* _PROBLEM DETAILS_: Without including any images, repeat the data exactly.

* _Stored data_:

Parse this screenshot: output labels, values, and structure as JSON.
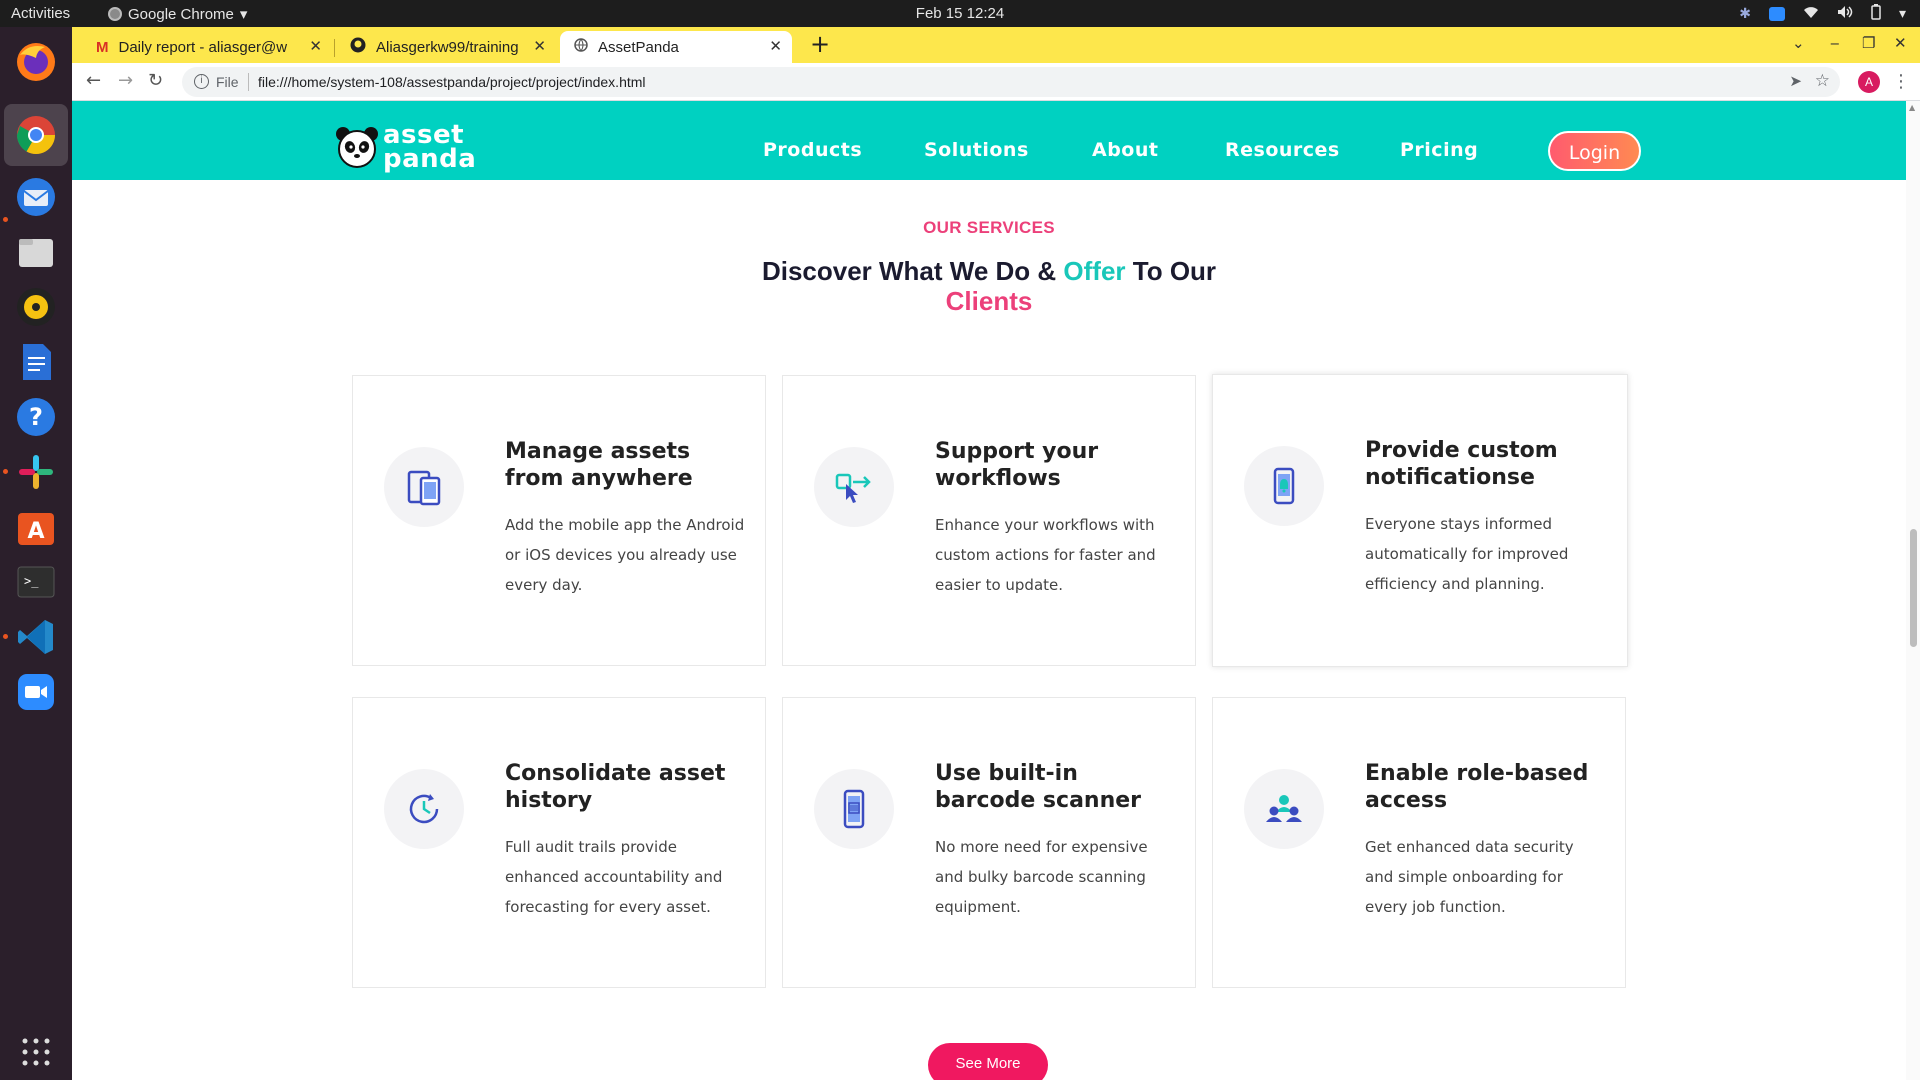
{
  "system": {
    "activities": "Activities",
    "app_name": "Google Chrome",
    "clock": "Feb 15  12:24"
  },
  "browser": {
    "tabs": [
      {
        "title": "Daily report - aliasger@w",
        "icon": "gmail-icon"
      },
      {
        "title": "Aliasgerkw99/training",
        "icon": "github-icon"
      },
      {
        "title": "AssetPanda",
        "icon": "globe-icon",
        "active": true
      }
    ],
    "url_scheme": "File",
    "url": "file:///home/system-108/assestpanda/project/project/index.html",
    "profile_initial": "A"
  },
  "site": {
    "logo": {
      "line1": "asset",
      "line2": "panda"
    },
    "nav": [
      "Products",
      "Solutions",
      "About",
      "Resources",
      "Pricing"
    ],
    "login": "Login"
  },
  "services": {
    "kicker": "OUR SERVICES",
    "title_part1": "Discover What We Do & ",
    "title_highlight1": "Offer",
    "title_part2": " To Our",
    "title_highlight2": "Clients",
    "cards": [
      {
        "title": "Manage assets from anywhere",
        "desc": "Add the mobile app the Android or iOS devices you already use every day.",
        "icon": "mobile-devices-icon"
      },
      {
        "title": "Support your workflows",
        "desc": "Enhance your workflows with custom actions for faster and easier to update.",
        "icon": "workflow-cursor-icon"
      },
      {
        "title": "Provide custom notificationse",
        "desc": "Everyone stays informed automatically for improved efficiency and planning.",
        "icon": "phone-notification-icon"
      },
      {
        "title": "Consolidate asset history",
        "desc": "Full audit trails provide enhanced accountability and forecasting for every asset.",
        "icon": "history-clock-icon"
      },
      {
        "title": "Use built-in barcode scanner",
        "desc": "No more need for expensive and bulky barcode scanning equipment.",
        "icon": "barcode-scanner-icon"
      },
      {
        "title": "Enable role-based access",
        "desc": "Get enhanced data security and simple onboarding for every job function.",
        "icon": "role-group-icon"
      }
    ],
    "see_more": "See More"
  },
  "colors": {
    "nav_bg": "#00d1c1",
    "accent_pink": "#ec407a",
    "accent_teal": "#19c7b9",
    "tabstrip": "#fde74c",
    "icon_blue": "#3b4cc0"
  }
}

* _PROBLEM SOLUTION_:
Parse this screenshot: output labels, values, and structure as JSON.
{
  "system": {
    "activities": "Activities",
    "app_name": "Google Chrome",
    "clock": "Feb 15  12:24"
  },
  "browser": {
    "tabs": [
      {
        "title": "Daily report - aliasger@w",
        "icon": "gmail-icon"
      },
      {
        "title": "Aliasgerkw99/training",
        "icon": "github-icon"
      },
      {
        "title": "AssetPanda",
        "icon": "globe-icon",
        "active": true
      }
    ],
    "url_scheme": "File",
    "url": "file:///home/system-108/assestpanda/project/project/index.html",
    "profile_initial": "A"
  },
  "site": {
    "logo": {
      "line1": "asset",
      "line2": "panda"
    },
    "nav": [
      "Products",
      "Solutions",
      "About",
      "Resources",
      "Pricing"
    ],
    "login": "Login"
  },
  "services": {
    "kicker": "OUR SERVICES",
    "title_part1": "Discover What We Do & ",
    "title_highlight1": "Offer",
    "title_part2": " To Our",
    "title_highlight2": "Clients",
    "cards": [
      {
        "title": "Manage assets from anywhere",
        "desc": "Add the mobile app the Android or iOS devices you already use every day.",
        "icon": "mobile-devices-icon"
      },
      {
        "title": "Support your workflows",
        "desc": "Enhance your workflows with custom actions for faster and easier to update.",
        "icon": "workflow-cursor-icon"
      },
      {
        "title": "Provide custom notificationse",
        "desc": "Everyone stays informed automatically for improved efficiency and planning.",
        "icon": "phone-notification-icon"
      },
      {
        "title": "Consolidate asset history",
        "desc": "Full audit trails provide enhanced accountability and forecasting for every asset.",
        "icon": "history-clock-icon"
      },
      {
        "title": "Use built-in barcode scanner",
        "desc": "No more need for expensive and bulky barcode scanning equipment.",
        "icon": "barcode-scanner-icon"
      },
      {
        "title": "Enable role-based access",
        "desc": "Get enhanced data security and simple onboarding for every job function.",
        "icon": "role-group-icon"
      }
    ],
    "see_more": "See More"
  },
  "colors": {
    "nav_bg": "#00d1c1",
    "accent_pink": "#ec407a",
    "accent_teal": "#19c7b9",
    "tabstrip": "#fde74c",
    "icon_blue": "#3b4cc0"
  }
}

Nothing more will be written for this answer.